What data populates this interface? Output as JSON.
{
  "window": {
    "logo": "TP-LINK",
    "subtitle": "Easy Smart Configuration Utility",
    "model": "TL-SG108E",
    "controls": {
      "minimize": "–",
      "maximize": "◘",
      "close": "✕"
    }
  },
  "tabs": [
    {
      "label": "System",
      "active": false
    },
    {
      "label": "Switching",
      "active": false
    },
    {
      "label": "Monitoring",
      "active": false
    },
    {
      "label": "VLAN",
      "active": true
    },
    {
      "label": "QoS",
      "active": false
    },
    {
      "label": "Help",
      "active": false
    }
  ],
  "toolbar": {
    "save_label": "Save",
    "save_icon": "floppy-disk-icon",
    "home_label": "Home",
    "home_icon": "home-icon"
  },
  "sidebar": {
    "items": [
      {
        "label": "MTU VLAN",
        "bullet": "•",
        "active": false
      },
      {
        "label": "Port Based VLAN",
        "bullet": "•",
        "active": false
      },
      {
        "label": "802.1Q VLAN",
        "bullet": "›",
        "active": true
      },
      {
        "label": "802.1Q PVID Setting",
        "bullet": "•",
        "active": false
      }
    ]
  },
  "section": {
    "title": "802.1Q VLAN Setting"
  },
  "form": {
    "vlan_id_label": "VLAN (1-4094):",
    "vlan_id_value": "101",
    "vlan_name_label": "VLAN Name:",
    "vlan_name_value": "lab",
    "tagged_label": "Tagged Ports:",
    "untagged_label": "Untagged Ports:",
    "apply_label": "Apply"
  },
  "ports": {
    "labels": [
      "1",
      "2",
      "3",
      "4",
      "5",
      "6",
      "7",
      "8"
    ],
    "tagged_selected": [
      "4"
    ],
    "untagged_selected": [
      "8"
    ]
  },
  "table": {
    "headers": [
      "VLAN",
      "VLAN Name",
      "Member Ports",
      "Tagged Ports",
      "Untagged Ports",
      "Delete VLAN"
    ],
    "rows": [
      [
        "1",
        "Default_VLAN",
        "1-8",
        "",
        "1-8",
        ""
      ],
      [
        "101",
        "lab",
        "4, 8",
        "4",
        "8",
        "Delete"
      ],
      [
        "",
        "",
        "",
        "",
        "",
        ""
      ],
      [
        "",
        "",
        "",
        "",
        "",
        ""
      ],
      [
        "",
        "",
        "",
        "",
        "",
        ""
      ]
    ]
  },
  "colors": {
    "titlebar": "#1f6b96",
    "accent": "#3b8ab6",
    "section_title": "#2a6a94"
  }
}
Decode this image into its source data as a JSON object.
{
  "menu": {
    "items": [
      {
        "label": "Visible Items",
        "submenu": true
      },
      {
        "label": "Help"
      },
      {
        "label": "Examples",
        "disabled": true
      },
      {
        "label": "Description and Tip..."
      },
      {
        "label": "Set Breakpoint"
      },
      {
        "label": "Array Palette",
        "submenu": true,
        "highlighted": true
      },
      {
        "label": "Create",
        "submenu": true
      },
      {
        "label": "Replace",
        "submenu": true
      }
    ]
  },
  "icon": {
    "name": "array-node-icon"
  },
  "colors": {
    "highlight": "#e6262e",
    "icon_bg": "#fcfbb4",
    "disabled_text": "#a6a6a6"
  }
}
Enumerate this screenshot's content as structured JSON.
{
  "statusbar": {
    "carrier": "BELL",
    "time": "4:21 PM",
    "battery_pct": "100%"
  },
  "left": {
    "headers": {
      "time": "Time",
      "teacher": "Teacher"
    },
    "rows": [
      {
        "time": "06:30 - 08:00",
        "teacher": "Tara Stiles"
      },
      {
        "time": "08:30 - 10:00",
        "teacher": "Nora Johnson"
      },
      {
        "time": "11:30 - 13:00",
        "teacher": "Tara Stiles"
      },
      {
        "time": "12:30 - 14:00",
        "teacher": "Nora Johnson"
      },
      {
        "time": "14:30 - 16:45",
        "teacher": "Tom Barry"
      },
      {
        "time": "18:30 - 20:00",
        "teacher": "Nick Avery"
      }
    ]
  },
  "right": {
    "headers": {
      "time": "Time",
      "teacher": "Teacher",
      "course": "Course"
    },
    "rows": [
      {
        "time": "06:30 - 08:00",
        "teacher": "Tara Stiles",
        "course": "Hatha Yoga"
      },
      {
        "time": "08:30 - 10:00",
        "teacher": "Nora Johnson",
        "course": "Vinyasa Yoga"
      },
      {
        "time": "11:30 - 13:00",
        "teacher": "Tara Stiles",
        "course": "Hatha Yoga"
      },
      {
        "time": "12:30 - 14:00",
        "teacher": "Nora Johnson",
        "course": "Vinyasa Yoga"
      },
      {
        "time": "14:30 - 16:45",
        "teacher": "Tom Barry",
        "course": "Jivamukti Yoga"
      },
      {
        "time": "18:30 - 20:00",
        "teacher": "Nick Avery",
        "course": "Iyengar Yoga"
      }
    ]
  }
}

### [REQUIRED TASK]
Give all of the entries again, word for word.

### [SOLUTION TO THE PROBLEM]
What data populates this interface? Output as JSON.
{
  "window": {
    "logo": "TP-LINK",
    "subtitle": "Easy Smart Configuration Utility",
    "model": "TL-SG108E",
    "controls": {
      "minimize": "–",
      "maximize": "◘",
      "close": "✕"
    }
  },
  "tabs": [
    {
      "label": "System",
      "active": false
    },
    {
      "label": "Switching",
      "active": false
    },
    {
      "label": "Monitoring",
      "active": false
    },
    {
      "label": "VLAN",
      "active": true
    },
    {
      "label": "QoS",
      "active": false
    },
    {
      "label": "Help",
      "active": false
    }
  ],
  "toolbar": {
    "save_label": "Save",
    "save_icon": "floppy-disk-icon",
    "home_label": "Home",
    "home_icon": "home-icon"
  },
  "sidebar": {
    "items": [
      {
        "label": "MTU VLAN",
        "bullet": "•",
        "active": false
      },
      {
        "label": "Port Based VLAN",
        "bullet": "•",
        "active": false
      },
      {
        "label": "802.1Q VLAN",
        "bullet": "›",
        "active": true
      },
      {
        "label": "802.1Q PVID Setting",
        "bullet": "•",
        "active": false
      }
    ]
  },
  "section": {
    "title": "802.1Q VLAN Setting"
  },
  "form": {
    "vlan_id_label": "VLAN (1-4094):",
    "vlan_id_value": "101",
    "vlan_name_label": "VLAN Name:",
    "vlan_name_value": "lab",
    "tagged_label": "Tagged Ports:",
    "untagged_label": "Untagged Ports:",
    "apply_label": "Apply"
  },
  "ports": {
    "labels": [
      "1",
      "2",
      "3",
      "4",
      "5",
      "6",
      "7",
      "8"
    ],
    "tagged_selected": [
      "4"
    ],
    "untagged_selected": [
      "8"
    ]
  },
  "table": {
    "headers": [
      "VLAN",
      "VLAN Name",
      "Member Ports",
      "Tagged Ports",
      "Untagged Ports",
      "Delete VLAN"
    ],
    "rows": [
      [
        "1",
        "Default_VLAN",
        "1-8",
        "",
        "1-8",
        ""
      ],
      [
        "101",
        "lab",
        "4, 8",
        "4",
        "8",
        "Delete"
      ],
      [
        "",
        "",
        "",
        "",
        "",
        ""
      ],
      [
        "",
        "",
        "",
        "",
        "",
        ""
      ],
      [
        "",
        "",
        "",
        "",
        "",
        ""
      ]
    ]
  },
  "colors": {
    "titlebar": "#1f6b96",
    "accent": "#3b8ab6",
    "section_title": "#2a6a94"
  }
}
Decode this image into its source data as a JSON object.
{
  "menu": {
    "items": [
      {
        "label": "Visible Items",
        "submenu": true
      },
      {
        "label": "Help"
      },
      {
        "label": "Examples",
        "disabled": true
      },
      {
        "label": "Description and Tip..."
      },
      {
        "label": "Set Breakpoint"
      },
      {
        "label": "Array Palette",
        "submenu": true,
        "highlighted": true
      },
      {
        "label": "Create",
        "submenu": true
      },
      {
        "label": "Replace",
        "submenu": true
      }
    ]
  },
  "icon": {
    "name": "array-node-icon"
  },
  "colors": {
    "highlight": "#e6262e",
    "icon_bg": "#fcfbb4",
    "disabled_text": "#a6a6a6"
  }
}
Enumerate this screenshot's content as structured JSON.
{
  "statusbar": {
    "carrier": "BELL",
    "time": "4:21 PM",
    "battery_pct": "100%"
  },
  "left": {
    "headers": {
      "time": "Time",
      "teacher": "Teacher"
    },
    "rows": [
      {
        "time": "06:30 - 08:00",
        "teacher": "Tara Stiles"
      },
      {
        "time": "08:30 - 10:00",
        "teacher": "Nora Johnson"
      },
      {
        "time": "11:30 - 13:00",
        "teacher": "Tara Stiles"
      },
      {
        "time": "12:30 - 14:00",
        "teacher": "Nora Johnson"
      },
      {
        "time": "14:30 - 16:45",
        "teacher": "Tom Barry"
      },
      {
        "time": "18:30 - 20:00",
        "teacher": "Nick Avery"
      }
    ]
  },
  "right": {
    "headers": {
      "time": "Time",
      "teacher": "Teacher",
      "course": "Course"
    },
    "rows": [
      {
        "time": "06:30 - 08:00",
        "teacher": "Tara Stiles",
        "course": "Hatha Yoga"
      },
      {
        "time": "08:30 - 10:00",
        "teacher": "Nora Johnson",
        "course": "Vinyasa Yoga"
      },
      {
        "time": "11:30 - 13:00",
        "teacher": "Tara Stiles",
        "course": "Hatha Yoga"
      },
      {
        "time": "12:30 - 14:00",
        "teacher": "Nora Johnson",
        "course": "Vinyasa Yoga"
      },
      {
        "time": "14:30 - 16:45",
        "teacher": "Tom Barry",
        "course": "Jivamukti Yoga"
      },
      {
        "time": "18:30 - 20:00",
        "teacher": "Nick Avery",
        "course": "Iyengar Yoga"
      }
    ]
  }
}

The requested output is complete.